TASK INSTRUCTIONS:
Give the data again, word for word.

* Start DATASET ROWS *

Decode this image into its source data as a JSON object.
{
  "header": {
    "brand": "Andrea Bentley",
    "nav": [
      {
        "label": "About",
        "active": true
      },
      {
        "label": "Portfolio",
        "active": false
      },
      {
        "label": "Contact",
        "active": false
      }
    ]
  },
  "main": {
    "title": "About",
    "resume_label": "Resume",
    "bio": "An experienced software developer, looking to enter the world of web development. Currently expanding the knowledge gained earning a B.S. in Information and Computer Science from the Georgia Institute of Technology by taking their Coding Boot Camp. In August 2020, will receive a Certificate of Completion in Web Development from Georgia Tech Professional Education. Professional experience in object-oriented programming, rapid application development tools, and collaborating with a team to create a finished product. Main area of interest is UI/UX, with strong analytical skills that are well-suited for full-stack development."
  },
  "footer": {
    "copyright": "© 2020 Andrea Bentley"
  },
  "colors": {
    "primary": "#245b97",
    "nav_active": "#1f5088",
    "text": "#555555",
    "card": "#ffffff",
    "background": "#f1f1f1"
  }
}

* End DATASET ROWS *

COMPLETED TASK:
Decode this image into its source data as a JSON object.
{
  "header": {
    "brand": "Andrea Bentley",
    "nav": [
      {
        "label": "About",
        "active": true
      },
      {
        "label": "Portfolio",
        "active": false
      },
      {
        "label": "Contact",
        "active": false
      }
    ]
  },
  "main": {
    "title": "About",
    "resume_label": "Resume",
    "bio": "An experienced software developer, looking to enter the world of web development. Currently expanding the knowledge gained earning a B.S. in Information and Computer Science from the Georgia Institute of Technology by taking their Coding Boot Camp. In August 2020, will receive a Certificate of Completion in Web Development from Georgia Tech Professional Education. Professional experience in object-oriented programming, rapid application development tools, and collaborating with a team to create a finished product. Main area of interest is UI/UX, with strong analytical skills that are well-suited for full-stack development."
  },
  "footer": {
    "copyright": "© 2020 Andrea Bentley"
  },
  "colors": {
    "primary": "#245b97",
    "nav_active": "#1f5088",
    "text": "#555555",
    "card": "#ffffff",
    "background": "#f1f1f1"
  }
}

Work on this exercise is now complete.